- Exercise brief:
Copy each line below in which the word "München" occurs.

- The records:

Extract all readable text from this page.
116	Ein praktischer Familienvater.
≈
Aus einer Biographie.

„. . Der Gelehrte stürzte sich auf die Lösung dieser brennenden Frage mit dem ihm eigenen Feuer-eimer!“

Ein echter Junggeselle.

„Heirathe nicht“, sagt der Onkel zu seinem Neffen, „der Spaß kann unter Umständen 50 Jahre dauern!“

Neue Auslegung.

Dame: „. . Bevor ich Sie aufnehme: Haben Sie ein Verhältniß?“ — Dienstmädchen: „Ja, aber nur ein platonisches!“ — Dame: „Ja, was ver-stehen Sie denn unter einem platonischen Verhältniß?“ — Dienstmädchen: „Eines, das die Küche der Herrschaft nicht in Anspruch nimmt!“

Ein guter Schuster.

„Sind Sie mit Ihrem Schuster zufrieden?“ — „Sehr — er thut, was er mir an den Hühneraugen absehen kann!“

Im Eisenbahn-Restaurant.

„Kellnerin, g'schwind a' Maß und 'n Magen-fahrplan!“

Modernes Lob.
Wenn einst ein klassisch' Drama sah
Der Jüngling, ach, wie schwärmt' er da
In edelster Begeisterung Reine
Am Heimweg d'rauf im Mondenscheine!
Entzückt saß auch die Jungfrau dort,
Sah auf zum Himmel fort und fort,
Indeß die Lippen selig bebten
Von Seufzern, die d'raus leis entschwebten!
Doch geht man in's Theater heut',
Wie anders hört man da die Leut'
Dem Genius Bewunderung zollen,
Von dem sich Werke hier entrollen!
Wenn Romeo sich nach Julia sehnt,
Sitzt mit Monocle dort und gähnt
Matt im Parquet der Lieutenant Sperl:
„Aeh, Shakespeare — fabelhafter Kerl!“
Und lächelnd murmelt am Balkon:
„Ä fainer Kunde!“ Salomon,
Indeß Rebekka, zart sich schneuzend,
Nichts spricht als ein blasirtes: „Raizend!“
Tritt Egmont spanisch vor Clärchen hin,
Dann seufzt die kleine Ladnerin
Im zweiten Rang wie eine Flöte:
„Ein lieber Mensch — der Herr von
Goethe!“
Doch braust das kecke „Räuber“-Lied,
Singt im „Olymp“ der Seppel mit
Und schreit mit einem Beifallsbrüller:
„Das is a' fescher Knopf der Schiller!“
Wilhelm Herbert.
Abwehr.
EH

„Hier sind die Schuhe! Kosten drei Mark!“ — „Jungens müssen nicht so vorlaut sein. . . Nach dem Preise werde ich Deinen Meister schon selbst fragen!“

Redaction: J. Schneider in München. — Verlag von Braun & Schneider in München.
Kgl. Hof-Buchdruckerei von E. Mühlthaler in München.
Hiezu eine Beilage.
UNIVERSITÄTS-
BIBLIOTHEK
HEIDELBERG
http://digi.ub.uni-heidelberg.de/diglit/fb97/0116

- Problem solution:
Redaction: J. Schneider in München. — Verlag von Braun & Schneider in München.
Kgl. Hof-Buchdruckerei von E. Mühlthaler in München.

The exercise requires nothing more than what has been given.